Problem requirements: Repeat the data below in full. Pictures must not be part of the copy.

Collection entries
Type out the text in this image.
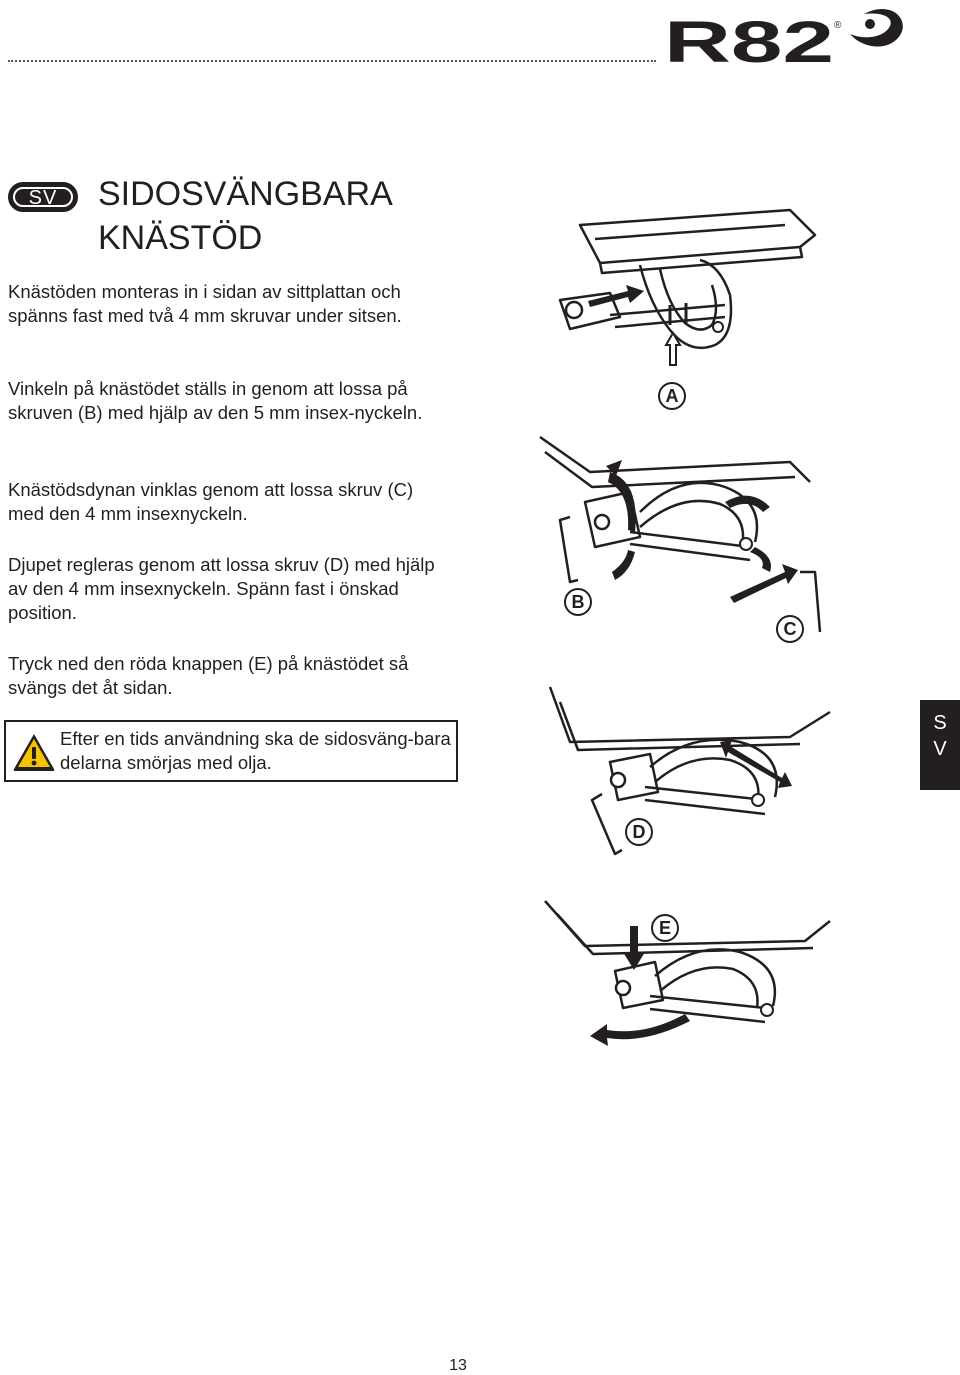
R82 ®
SV	SIDOSVÄNGBARA
KNÄSTÖD

Knästöden monteras in i sidan av sittplattan och spänns fast med två 4 mm skruvar under sitsen.

Vinkeln på knästödet ställs in genom att lossa på skruven (B) med hjälp av den 5 mm insex-nyckeln.

Knästödsdynan vinklas genom att lossa skruv (C) med den 4 mm insexnyckeln.

Djupet regleras genom att lossa skruv (D) med hjälp av den 4 mm insexnyckeln. Spänn fast i önskad position.

Tryck ned den röda knappen (E) på knästödet så svängs det åt sidan.

Efter en tids användning ska de sidosväng-bara delarna smörjas med olja.
S
V
A
B
C
D
E
13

Answer:
Type out the text in this image.
R82 ®
SV	SIDOSVÄNGBARA
KNÄSTÖD

Knästöden monteras in i sidan av sittplattan och spänns fast med två 4 mm skruvar under sitsen.

Vinkeln på knästödet ställs in genom att lossa på skruven (B) med hjälp av den 5 mm insex-nyckeln.

Knästödsdynan vinklas genom att lossa skruv (C) med den 4 mm insexnyckeln.

Djupet regleras genom att lossa skruv (D) med hjälp av den 4 mm insexnyckeln. Spänn fast i önskad position.

Tryck ned den röda knappen (E) på knästödet så svängs det åt sidan.

Efter en tids användning ska de sidosväng-bara delarna smörjas med olja.
S
V
A
B
C
D
E
13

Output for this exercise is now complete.